◆ What the task requires
Scan the entries below and extract each line with the word "きょう党中央委総会" in it.

** START Extracted records **

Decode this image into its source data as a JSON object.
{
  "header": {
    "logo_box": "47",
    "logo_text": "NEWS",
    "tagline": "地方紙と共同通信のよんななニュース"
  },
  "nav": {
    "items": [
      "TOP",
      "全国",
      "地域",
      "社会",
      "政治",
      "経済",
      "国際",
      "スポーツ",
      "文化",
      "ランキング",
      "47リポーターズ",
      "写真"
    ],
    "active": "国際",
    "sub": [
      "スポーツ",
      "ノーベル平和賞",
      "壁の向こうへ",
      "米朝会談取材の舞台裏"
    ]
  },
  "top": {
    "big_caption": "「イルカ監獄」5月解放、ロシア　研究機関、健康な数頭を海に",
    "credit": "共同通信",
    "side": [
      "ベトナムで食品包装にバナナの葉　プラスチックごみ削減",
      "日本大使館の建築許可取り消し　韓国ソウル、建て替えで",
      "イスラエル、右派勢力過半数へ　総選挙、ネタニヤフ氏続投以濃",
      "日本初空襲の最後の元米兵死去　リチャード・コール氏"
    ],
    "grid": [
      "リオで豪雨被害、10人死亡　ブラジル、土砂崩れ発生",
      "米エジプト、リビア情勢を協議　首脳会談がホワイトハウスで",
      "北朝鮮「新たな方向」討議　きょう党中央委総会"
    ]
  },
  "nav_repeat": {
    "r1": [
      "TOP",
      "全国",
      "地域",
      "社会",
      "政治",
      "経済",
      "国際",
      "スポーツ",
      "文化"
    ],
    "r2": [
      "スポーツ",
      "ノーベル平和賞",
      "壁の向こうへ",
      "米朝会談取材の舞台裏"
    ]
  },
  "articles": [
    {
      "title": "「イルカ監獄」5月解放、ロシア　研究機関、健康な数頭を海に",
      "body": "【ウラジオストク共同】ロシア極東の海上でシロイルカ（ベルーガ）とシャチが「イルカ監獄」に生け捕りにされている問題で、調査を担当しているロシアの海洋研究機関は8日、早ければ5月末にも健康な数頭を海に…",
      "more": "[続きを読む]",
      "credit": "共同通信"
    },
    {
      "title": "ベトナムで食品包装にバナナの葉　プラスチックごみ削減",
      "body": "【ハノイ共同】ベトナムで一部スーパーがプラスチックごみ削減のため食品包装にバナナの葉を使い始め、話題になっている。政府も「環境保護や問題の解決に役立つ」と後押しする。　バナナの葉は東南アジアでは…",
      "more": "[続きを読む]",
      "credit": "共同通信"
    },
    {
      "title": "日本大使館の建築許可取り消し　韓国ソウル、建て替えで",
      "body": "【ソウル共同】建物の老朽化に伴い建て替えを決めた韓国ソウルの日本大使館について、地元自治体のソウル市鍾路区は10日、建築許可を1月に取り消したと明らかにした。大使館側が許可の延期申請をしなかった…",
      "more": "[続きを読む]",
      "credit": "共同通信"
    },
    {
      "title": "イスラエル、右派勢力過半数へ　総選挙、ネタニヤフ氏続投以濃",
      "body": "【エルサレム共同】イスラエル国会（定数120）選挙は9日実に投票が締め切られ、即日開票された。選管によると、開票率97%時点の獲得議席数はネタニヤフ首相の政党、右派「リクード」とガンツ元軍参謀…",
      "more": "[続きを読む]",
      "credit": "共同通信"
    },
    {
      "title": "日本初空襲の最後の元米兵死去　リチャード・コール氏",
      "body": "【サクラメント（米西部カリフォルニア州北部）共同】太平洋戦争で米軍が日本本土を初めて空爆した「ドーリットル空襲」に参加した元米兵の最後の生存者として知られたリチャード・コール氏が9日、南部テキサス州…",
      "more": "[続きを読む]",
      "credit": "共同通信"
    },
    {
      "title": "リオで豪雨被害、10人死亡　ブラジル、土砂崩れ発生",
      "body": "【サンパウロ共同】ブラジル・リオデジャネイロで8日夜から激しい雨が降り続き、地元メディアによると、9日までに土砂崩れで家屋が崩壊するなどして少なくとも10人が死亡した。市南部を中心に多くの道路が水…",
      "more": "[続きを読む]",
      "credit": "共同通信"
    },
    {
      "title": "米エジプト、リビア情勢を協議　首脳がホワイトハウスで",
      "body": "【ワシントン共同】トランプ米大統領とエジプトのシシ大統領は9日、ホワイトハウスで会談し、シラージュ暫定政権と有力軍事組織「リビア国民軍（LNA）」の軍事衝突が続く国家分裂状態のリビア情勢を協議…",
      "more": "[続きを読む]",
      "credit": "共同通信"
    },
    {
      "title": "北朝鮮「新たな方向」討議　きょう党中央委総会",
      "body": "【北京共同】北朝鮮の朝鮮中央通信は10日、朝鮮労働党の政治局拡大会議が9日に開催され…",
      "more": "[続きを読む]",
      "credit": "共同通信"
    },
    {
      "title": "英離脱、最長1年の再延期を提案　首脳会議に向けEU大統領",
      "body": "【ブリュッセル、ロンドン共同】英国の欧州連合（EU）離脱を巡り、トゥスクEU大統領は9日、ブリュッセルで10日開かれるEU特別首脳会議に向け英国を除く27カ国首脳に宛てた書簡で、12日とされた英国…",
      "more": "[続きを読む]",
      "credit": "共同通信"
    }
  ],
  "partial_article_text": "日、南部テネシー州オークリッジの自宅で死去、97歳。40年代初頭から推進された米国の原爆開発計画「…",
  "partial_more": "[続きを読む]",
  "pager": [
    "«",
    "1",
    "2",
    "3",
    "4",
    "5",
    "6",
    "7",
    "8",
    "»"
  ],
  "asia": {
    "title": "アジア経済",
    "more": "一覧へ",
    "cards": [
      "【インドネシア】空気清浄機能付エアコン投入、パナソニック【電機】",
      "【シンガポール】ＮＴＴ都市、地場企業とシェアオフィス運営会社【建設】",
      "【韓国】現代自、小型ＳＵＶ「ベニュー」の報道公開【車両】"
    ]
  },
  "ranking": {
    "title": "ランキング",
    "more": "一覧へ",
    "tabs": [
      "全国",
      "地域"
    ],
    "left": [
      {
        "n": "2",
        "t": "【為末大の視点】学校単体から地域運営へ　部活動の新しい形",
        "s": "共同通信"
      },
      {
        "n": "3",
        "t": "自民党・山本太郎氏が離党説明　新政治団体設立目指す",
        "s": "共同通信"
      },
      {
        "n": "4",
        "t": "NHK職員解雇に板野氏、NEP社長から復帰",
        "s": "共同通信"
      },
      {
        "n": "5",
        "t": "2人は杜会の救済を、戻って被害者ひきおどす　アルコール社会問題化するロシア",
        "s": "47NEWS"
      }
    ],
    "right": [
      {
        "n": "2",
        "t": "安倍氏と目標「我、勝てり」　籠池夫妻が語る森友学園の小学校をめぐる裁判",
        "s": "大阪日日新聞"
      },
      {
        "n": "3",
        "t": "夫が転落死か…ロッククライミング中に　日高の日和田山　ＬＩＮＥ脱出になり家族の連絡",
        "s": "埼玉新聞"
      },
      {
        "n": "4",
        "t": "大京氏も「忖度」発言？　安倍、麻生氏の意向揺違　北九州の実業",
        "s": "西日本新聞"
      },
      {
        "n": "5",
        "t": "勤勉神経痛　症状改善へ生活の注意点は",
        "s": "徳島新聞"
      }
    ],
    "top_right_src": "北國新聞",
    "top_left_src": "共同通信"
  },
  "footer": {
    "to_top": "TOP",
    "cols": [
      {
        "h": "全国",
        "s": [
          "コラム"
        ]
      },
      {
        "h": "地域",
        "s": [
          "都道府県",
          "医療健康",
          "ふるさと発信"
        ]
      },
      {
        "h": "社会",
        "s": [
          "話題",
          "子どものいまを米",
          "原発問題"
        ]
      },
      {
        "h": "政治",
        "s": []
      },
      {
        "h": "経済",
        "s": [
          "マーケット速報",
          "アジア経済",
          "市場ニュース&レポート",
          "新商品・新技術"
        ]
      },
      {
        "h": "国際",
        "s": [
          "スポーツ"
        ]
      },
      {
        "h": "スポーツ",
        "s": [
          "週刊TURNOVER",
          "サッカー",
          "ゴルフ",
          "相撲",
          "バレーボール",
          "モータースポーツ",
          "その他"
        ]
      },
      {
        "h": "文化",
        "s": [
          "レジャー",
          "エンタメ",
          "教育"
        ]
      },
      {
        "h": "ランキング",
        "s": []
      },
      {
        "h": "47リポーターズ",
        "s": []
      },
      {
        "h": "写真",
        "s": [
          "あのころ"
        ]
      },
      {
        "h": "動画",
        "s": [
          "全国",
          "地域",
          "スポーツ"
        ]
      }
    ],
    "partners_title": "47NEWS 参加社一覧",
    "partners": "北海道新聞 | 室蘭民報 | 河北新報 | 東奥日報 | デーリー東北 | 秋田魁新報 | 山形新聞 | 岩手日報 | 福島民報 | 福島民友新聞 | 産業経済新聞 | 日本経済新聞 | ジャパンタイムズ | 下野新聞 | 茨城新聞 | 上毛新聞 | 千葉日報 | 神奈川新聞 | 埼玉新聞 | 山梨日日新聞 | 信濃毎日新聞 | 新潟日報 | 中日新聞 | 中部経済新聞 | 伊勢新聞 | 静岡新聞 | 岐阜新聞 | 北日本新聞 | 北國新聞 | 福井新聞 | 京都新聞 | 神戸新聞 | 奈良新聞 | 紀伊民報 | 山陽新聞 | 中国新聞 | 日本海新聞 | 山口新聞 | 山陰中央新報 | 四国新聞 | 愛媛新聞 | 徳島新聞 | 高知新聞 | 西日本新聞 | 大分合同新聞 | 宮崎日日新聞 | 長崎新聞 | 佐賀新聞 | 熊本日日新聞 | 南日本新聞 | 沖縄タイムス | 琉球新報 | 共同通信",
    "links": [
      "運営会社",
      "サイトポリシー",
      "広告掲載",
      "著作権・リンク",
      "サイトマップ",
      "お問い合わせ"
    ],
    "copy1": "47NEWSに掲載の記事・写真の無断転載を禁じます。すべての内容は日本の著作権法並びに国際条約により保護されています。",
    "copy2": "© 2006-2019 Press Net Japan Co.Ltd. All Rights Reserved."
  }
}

** END Extracted records **

◆ Task response
      "北朝鮮「新たな方向」討議　きょう党中央委総会"
      "title": "北朝鮮「新たな方向」討議　きょう党中央委総会",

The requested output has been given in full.